• **YOUR OBJECTIVE**:
Select all lines in the records that include "page".

═════ INFORMATION SHOWN

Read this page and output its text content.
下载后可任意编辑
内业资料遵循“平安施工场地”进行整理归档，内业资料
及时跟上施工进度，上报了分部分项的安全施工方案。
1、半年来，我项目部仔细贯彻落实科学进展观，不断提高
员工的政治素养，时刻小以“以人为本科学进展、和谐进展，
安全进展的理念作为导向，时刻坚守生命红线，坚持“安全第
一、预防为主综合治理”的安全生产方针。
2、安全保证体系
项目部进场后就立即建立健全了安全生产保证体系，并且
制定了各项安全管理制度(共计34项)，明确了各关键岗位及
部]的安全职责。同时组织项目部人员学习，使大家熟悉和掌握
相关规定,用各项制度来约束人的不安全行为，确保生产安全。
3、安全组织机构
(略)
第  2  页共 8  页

══════════
═════ INFORMATION SHOWN

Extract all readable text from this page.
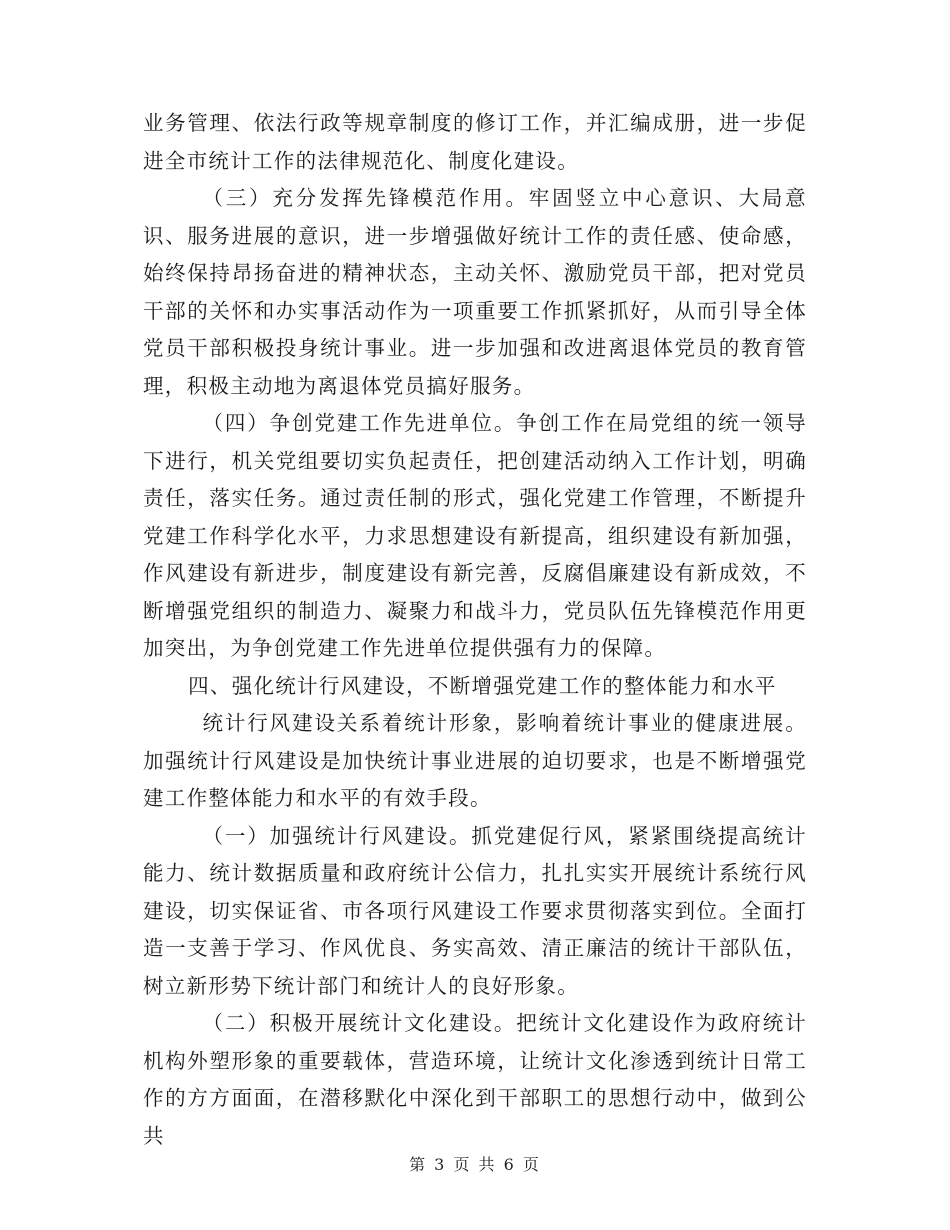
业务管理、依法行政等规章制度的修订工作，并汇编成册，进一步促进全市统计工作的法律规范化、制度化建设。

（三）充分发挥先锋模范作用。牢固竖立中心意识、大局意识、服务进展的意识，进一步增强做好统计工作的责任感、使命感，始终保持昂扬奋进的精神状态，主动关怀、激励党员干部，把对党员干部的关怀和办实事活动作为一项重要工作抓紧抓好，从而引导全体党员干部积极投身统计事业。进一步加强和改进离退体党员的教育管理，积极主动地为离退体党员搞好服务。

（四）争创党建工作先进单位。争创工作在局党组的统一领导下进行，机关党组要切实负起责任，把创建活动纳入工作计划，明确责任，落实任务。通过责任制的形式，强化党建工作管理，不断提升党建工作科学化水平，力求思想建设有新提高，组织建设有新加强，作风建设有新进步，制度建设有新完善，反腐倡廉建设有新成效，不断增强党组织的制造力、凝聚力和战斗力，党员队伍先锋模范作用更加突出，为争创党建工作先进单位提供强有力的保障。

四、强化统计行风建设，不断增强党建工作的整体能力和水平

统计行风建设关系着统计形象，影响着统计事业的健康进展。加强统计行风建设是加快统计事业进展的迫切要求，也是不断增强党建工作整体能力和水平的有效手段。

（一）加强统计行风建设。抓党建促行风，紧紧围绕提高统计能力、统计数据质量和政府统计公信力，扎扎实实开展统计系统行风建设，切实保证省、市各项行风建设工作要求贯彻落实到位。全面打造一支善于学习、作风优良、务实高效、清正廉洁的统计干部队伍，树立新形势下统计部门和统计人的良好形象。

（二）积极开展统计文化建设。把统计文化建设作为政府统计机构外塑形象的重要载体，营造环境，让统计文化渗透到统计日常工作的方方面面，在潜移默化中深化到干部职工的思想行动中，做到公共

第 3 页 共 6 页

══════════

• **WRITTEN RESPONSE**:
Read this page and output its text content.
Extract all readable text from this page.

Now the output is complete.